[start of Extracted data]
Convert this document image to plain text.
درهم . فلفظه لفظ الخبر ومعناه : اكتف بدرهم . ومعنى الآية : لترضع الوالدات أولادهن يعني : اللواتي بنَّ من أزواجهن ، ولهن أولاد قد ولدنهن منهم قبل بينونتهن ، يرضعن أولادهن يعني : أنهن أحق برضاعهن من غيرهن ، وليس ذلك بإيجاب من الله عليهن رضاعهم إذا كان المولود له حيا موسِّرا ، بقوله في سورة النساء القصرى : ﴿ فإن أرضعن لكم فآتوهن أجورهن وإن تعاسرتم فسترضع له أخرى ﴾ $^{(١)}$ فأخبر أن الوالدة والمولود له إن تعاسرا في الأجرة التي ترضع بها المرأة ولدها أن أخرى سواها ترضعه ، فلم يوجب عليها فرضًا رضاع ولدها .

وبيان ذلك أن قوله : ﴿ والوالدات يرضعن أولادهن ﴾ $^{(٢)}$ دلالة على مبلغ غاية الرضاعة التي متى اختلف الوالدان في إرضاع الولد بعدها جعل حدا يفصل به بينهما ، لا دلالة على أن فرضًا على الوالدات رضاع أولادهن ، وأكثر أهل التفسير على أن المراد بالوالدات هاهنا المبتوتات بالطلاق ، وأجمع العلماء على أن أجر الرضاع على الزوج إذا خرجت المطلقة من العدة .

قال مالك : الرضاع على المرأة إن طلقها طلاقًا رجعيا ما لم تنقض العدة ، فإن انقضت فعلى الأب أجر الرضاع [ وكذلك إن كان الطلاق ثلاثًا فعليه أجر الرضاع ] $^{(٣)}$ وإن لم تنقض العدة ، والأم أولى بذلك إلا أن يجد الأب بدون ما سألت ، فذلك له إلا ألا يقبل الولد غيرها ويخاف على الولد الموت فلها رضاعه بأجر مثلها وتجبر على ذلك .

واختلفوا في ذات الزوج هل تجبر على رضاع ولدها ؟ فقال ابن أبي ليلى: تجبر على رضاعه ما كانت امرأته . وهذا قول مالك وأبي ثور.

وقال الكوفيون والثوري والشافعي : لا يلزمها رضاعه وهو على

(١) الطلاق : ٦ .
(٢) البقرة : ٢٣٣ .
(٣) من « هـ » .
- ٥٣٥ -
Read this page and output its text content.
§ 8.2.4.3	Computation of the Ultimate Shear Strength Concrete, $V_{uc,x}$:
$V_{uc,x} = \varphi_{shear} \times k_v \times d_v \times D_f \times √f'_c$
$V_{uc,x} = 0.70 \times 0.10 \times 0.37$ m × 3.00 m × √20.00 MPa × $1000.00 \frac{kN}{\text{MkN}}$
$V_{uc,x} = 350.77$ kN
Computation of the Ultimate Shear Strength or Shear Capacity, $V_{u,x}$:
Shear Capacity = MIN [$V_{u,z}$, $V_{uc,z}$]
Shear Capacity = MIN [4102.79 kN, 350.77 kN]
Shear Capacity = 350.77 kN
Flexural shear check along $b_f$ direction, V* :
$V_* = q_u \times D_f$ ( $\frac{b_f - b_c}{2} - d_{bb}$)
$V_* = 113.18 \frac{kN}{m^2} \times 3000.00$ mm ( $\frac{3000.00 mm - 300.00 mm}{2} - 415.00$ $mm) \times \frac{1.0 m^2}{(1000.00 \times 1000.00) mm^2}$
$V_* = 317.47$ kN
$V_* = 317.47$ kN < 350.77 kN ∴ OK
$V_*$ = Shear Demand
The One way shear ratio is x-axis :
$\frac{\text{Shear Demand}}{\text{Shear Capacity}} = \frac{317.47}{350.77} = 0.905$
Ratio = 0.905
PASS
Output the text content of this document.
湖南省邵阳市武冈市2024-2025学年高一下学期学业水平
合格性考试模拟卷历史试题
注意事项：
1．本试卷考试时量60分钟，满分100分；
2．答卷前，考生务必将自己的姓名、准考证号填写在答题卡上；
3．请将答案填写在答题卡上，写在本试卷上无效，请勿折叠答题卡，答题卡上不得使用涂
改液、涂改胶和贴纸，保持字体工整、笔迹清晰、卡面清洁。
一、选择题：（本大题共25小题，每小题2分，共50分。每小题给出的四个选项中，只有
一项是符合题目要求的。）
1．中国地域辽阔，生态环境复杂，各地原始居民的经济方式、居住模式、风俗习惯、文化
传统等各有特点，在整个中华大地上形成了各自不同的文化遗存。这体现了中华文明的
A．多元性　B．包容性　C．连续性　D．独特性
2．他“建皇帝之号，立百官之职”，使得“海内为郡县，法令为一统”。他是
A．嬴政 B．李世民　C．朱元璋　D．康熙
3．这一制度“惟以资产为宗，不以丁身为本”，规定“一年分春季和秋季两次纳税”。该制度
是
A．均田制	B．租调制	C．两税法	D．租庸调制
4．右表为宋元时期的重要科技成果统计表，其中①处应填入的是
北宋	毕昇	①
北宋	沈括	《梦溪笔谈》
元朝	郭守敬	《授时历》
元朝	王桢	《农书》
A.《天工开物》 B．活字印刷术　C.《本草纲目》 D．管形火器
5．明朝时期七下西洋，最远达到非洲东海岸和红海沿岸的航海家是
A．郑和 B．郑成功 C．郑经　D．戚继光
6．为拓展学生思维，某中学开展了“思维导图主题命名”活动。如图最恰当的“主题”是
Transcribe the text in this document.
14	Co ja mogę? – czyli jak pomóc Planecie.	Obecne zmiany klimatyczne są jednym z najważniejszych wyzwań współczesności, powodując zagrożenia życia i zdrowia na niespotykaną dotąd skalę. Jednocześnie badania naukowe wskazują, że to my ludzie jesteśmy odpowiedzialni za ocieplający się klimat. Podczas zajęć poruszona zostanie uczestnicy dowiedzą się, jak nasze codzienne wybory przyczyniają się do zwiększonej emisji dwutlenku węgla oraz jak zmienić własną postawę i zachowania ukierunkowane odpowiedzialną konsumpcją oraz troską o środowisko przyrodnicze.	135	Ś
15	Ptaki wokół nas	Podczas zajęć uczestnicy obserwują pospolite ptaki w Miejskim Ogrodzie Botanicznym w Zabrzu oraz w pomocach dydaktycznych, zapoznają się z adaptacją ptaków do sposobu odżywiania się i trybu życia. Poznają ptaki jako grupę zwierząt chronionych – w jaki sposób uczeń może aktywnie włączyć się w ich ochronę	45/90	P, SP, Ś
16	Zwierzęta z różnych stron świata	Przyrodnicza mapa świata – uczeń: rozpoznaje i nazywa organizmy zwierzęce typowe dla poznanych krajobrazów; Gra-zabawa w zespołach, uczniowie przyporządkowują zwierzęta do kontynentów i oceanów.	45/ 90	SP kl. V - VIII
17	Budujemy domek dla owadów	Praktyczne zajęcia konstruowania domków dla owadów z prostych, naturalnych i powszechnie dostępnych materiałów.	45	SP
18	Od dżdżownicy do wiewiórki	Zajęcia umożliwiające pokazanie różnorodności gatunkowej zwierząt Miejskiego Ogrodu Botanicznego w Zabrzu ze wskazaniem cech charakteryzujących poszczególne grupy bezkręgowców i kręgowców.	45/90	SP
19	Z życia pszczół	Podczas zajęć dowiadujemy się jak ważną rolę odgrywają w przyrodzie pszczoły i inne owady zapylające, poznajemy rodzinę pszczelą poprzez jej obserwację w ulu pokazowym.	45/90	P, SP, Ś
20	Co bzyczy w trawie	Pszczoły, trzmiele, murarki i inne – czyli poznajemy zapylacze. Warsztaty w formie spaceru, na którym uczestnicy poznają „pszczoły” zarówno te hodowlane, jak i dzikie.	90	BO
[end of Extracted data]
Your task
Look for the word "ولدها" and return every line where it occurs.

Full response
درهم . فلفظه لفظ الخبر ومعناه : اكتف بدرهم . ومعنى الآية : لترضع الوالدات أولادهن يعني : اللواتي بنَّ من أزواجهن ، ولهن أولاد قد ولدنهن منهم قبل بينونتهن ، يرضعن أولادهن يعني : أنهن أحق برضاعهن من غيرهن ، وليس ذلك بإيجاب من الله عليهن رضاعهم إذا كان المولود له حيا موسِّرا ، بقوله في سورة النساء القصرى : ﴿ فإن أرضعن لكم فآتوهن أجورهن وإن تعاسرتم فسترضع له أخرى ﴾ $^{(١)}$ فأخبر أن الوالدة والمولود له إن تعاسرا في الأجرة التي ترضع بها المرأة ولدها أن أخرى سواها ترضعه ، فلم يوجب عليها فرضًا رضاع ولدها .
واختلفوا في ذات الزوج هل تجبر على رضاع ولدها ؟ فقال ابن أبي ليلى: تجبر على رضاعه ما كانت امرأته . وهذا قول مالك وأبي ثور.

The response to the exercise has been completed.